[Extracted data entries]
○ ○ ○ ○ ○

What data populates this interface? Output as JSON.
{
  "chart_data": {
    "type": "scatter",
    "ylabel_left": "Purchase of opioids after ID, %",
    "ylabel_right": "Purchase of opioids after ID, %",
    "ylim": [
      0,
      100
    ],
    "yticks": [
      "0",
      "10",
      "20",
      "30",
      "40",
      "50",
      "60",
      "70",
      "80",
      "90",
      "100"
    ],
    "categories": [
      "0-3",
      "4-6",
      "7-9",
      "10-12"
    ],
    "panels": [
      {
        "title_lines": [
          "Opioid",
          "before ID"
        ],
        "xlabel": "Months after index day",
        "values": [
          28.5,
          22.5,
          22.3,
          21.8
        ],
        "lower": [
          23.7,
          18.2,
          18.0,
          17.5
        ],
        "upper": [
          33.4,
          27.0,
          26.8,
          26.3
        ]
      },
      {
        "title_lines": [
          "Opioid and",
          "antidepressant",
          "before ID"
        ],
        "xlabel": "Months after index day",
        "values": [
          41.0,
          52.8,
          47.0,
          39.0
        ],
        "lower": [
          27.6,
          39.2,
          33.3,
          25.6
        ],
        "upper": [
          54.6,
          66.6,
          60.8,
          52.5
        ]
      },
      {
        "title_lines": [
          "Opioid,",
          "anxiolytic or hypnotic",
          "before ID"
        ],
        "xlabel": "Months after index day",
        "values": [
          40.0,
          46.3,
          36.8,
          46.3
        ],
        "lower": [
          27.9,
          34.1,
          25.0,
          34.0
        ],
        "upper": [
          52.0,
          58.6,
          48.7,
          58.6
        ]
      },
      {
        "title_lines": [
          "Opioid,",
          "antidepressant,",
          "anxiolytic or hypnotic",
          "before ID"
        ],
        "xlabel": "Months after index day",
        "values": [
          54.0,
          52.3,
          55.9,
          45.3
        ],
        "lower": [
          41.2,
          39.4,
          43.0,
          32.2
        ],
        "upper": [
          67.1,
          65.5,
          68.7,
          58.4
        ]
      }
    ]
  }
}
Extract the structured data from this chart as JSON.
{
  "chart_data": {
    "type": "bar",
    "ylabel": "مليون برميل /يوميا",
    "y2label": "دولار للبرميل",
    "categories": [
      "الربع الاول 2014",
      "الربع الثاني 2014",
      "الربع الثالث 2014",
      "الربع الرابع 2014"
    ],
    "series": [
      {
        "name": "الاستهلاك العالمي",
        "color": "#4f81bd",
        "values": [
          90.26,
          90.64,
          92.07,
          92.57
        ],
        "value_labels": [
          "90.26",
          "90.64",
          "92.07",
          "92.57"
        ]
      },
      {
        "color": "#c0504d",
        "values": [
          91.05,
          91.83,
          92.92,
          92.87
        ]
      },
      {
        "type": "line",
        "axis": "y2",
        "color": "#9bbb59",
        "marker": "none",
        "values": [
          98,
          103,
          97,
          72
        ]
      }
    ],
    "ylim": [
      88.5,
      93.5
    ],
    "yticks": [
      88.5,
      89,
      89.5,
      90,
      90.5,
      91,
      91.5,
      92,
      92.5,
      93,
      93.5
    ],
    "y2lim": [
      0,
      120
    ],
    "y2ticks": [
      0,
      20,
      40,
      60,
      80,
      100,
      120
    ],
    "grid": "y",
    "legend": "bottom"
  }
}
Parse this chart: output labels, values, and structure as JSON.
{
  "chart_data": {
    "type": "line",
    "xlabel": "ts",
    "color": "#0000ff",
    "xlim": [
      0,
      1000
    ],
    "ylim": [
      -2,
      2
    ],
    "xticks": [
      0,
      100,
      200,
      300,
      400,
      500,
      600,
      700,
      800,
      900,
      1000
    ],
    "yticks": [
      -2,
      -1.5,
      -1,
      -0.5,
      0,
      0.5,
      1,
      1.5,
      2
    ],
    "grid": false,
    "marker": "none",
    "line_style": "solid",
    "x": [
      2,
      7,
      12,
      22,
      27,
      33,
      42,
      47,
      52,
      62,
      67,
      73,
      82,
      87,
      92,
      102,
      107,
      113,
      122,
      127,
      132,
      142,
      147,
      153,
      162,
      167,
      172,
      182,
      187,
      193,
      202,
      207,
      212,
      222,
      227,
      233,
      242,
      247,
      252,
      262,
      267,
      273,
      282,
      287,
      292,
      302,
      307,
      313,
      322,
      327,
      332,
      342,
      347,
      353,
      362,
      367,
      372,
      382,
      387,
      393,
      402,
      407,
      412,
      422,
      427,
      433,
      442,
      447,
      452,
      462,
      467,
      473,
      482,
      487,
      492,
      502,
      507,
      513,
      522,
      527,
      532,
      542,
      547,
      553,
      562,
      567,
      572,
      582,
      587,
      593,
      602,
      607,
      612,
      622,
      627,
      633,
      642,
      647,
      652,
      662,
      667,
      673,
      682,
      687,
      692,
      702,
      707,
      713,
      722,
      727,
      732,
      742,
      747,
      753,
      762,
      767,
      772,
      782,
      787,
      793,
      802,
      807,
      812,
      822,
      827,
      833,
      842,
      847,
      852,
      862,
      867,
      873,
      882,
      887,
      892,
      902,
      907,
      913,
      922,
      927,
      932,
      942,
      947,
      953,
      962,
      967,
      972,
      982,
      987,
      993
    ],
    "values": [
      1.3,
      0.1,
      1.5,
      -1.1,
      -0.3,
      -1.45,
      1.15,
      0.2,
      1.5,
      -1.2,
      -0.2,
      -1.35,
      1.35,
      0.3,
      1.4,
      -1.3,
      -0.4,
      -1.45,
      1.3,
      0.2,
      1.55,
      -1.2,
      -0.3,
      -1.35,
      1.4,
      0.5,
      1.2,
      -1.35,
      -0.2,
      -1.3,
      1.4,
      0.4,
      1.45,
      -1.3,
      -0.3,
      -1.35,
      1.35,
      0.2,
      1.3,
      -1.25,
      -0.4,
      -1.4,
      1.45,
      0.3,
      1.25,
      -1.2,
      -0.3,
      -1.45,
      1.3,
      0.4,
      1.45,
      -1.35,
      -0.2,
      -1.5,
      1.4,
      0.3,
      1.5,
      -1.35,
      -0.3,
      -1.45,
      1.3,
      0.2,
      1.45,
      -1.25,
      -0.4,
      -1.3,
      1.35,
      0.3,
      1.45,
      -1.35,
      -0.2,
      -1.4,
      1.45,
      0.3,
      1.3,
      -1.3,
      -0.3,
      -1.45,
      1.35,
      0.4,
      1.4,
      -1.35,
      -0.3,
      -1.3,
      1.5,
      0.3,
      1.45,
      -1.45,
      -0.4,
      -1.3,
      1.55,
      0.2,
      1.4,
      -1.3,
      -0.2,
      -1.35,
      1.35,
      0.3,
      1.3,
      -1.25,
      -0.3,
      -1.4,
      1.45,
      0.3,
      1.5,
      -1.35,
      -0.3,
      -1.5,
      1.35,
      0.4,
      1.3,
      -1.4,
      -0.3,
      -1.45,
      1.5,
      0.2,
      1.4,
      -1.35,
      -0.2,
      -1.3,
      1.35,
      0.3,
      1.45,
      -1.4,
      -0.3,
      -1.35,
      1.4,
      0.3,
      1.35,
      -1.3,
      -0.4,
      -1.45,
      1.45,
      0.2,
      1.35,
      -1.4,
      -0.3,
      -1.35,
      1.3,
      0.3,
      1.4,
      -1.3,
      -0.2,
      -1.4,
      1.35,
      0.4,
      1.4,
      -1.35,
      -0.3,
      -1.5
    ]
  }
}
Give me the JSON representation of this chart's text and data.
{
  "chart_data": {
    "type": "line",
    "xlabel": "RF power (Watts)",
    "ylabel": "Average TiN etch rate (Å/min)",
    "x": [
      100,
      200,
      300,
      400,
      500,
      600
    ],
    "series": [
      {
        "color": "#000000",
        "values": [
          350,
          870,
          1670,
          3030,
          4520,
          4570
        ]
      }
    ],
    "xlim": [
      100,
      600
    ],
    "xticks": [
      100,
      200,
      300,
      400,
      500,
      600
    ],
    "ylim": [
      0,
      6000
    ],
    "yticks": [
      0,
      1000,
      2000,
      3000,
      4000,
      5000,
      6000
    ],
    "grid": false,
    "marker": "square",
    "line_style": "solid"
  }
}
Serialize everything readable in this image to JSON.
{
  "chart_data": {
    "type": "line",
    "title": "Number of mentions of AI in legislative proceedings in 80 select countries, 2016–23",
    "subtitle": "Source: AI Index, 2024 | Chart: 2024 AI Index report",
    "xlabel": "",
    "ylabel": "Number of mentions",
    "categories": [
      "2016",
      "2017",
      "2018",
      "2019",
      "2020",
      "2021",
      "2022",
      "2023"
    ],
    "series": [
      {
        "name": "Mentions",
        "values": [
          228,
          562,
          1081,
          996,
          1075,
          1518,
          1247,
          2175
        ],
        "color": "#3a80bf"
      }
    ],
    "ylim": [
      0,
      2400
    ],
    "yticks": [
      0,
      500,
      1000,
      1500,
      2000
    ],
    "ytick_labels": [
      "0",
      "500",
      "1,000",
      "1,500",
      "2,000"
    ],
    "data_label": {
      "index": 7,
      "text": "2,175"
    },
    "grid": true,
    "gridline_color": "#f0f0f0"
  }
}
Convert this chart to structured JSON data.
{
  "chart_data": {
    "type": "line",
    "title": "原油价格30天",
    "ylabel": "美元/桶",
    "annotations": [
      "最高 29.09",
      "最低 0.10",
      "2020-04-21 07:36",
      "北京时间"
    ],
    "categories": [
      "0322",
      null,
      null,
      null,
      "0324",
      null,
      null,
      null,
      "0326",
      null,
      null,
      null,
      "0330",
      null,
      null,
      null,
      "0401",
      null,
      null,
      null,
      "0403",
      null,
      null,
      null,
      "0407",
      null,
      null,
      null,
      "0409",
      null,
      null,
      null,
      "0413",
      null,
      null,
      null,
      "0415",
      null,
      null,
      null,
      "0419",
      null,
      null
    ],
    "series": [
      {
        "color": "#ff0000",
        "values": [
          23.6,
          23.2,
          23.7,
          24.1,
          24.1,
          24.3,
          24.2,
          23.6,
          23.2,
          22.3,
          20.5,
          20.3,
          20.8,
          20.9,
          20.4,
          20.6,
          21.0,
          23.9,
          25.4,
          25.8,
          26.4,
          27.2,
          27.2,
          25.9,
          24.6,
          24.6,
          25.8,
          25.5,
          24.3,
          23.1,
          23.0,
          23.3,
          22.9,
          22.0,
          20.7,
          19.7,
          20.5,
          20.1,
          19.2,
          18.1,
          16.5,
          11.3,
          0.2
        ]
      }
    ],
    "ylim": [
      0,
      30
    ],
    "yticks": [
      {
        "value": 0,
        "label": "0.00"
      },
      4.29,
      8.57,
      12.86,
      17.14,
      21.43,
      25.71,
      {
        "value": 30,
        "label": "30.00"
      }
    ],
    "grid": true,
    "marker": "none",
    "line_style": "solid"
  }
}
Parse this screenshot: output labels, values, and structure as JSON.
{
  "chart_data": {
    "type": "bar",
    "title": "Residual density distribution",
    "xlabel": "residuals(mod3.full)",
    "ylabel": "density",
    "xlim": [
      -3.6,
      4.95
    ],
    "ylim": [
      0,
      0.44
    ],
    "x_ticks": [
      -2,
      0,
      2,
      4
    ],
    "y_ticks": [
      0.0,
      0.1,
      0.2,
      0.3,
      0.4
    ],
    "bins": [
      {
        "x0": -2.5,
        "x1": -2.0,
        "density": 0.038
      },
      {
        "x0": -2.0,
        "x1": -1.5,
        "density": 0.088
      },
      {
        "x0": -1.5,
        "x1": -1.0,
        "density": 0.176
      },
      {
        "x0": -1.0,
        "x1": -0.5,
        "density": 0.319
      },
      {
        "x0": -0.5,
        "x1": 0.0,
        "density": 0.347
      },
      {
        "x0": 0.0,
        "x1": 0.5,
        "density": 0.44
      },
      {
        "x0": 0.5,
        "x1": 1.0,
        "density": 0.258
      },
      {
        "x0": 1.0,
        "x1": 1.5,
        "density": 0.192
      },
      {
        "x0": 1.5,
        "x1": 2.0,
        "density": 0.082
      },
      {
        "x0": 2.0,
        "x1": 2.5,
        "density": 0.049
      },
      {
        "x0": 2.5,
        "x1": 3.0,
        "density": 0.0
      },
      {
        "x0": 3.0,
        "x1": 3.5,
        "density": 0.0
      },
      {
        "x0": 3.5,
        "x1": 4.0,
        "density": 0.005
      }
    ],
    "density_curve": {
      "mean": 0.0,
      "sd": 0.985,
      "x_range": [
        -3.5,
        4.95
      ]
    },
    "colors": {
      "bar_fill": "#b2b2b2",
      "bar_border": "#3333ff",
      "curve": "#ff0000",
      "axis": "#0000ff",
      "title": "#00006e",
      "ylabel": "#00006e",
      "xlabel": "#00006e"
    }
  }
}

○ ○ ○ ○ ○

List the lines of the entries that include "Purchase".

    "ylabel_left": "Purchase of opioids after ID, %",
    "ylabel_right": "Purchase of opioids after ID, %",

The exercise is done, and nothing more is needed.